• GIVEN TASK:
Extract each line holding the word "LogRatio" from the entries.

• SUPPLIED RECORDS:
--------------------

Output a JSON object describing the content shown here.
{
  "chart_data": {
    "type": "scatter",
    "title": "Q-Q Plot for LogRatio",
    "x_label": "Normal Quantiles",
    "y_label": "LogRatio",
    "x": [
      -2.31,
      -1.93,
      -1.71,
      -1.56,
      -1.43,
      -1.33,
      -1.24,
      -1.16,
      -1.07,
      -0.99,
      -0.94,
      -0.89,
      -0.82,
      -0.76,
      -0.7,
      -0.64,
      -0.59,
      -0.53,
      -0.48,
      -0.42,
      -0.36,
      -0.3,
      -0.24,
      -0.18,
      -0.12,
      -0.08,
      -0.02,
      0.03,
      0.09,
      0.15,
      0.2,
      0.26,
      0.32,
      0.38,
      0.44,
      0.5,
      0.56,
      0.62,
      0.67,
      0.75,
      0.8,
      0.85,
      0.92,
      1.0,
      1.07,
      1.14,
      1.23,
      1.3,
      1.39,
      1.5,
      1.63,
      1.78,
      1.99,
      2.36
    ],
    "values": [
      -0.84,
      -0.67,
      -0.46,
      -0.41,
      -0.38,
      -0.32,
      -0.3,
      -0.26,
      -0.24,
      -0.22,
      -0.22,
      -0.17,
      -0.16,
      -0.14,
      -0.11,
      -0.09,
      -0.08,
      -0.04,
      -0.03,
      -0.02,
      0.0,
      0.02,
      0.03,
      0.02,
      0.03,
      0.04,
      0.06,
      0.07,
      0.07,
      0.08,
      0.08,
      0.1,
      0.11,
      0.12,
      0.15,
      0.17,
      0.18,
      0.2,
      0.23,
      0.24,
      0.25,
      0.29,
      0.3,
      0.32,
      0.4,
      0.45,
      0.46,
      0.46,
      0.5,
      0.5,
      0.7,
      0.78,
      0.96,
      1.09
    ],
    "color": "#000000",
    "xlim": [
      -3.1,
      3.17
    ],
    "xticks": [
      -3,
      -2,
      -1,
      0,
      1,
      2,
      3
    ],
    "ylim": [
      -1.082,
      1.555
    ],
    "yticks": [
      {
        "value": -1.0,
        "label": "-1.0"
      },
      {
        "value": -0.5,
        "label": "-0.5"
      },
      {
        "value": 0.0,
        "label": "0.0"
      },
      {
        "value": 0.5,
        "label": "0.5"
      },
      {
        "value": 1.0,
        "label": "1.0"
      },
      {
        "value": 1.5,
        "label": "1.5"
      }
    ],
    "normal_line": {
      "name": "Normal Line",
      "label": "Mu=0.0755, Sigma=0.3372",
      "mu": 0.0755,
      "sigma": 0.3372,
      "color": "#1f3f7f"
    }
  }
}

--------------------

• RIGHT ANSWER:
    "title": "Q-Q Plot for LogRatio",
    "y_label": "LogRatio",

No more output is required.